• EXERCISE REQUIREMENTS
Pull out each line of the records holding the string "Instalacja".
▼
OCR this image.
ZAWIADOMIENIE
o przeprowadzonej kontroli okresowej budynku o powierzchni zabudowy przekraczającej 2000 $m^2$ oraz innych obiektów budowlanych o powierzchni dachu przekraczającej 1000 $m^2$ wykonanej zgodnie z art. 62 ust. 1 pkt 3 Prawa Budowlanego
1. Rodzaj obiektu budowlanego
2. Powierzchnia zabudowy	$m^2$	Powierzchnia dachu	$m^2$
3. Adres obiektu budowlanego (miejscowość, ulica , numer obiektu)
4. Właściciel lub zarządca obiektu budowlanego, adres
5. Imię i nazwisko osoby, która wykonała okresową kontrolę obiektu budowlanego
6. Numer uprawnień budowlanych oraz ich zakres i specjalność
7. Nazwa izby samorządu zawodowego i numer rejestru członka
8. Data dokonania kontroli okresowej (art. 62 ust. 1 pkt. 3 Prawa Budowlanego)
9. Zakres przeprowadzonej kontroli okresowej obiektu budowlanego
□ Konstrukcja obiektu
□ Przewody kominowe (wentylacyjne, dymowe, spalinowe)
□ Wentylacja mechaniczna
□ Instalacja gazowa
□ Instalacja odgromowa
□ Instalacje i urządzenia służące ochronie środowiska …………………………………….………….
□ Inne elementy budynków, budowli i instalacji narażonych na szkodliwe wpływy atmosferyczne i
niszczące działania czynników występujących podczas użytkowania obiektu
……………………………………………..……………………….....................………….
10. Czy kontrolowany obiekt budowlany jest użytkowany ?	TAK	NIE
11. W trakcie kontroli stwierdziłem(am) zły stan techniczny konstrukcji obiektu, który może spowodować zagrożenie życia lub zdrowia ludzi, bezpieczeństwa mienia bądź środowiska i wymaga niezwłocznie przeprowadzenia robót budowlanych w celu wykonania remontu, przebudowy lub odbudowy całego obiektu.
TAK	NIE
▲
• RESULT OF THIS EXERCISE
□ Instalacja gazowa
□ Instalacja odgromowa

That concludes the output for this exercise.